**Input rows**:
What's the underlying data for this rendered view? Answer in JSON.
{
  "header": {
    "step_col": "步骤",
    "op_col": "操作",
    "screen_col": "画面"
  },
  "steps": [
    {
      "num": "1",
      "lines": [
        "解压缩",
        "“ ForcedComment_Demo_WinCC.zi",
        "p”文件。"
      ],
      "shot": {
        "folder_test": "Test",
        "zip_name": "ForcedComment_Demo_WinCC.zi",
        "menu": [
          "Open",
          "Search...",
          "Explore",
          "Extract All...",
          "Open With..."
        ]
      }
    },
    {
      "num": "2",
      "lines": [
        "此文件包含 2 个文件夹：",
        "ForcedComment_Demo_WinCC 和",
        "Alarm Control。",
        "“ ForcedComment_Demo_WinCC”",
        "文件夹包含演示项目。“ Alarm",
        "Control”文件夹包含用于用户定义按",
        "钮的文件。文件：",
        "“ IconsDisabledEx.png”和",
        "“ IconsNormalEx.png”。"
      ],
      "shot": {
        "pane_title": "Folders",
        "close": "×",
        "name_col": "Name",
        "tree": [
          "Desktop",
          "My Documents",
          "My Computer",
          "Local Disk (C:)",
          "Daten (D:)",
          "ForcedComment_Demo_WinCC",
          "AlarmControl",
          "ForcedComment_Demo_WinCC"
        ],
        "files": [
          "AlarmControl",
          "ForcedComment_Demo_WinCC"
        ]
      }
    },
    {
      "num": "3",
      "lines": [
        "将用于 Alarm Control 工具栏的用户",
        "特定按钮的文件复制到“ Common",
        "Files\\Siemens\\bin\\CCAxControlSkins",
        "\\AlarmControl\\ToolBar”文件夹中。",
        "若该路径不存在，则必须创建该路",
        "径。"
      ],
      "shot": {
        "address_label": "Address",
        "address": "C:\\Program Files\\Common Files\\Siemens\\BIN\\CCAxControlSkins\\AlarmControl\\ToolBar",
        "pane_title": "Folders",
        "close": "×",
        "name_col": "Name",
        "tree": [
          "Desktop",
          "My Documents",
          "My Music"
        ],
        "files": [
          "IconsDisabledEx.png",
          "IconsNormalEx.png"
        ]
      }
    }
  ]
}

**Task requirements**:
From the first line to the last, please quote the material above exactly.

**Final result**:
What's the underlying data for this rendered view? Answer in JSON.
{
  "header": {
    "step_col": "步骤",
    "op_col": "操作",
    "screen_col": "画面"
  },
  "steps": [
    {
      "num": "1",
      "lines": [
        "解压缩",
        "“ ForcedComment_Demo_WinCC.zi",
        "p”文件。"
      ],
      "shot": {
        "folder_test": "Test",
        "zip_name": "ForcedComment_Demo_WinCC.zi",
        "menu": [
          "Open",
          "Search...",
          "Explore",
          "Extract All...",
          "Open With..."
        ]
      }
    },
    {
      "num": "2",
      "lines": [
        "此文件包含 2 个文件夹：",
        "ForcedComment_Demo_WinCC 和",
        "Alarm Control。",
        "“ ForcedComment_Demo_WinCC”",
        "文件夹包含演示项目。“ Alarm",
        "Control”文件夹包含用于用户定义按",
        "钮的文件。文件：",
        "“ IconsDisabledEx.png”和",
        "“ IconsNormalEx.png”。"
      ],
      "shot": {
        "pane_title": "Folders",
        "close": "×",
        "name_col": "Name",
        "tree": [
          "Desktop",
          "My Documents",
          "My Computer",
          "Local Disk (C:)",
          "Daten (D:)",
          "ForcedComment_Demo_WinCC",
          "AlarmControl",
          "ForcedComment_Demo_WinCC"
        ],
        "files": [
          "AlarmControl",
          "ForcedComment_Demo_WinCC"
        ]
      }
    },
    {
      "num": "3",
      "lines": [
        "将用于 Alarm Control 工具栏的用户",
        "特定按钮的文件复制到“ Common",
        "Files\\Siemens\\bin\\CCAxControlSkins",
        "\\AlarmControl\\ToolBar”文件夹中。",
        "若该路径不存在，则必须创建该路",
        "径。"
      ],
      "shot": {
        "address_label": "Address",
        "address": "C:\\Program Files\\Common Files\\Siemens\\BIN\\CCAxControlSkins\\AlarmControl\\ToolBar",
        "pane_title": "Folders",
        "close": "×",
        "name_col": "Name",
        "tree": [
          "Desktop",
          "My Documents",
          "My Music"
        ],
        "files": [
          "IconsDisabledEx.png",
          "IconsNormalEx.png"
        ]
      }
    }
  ]
}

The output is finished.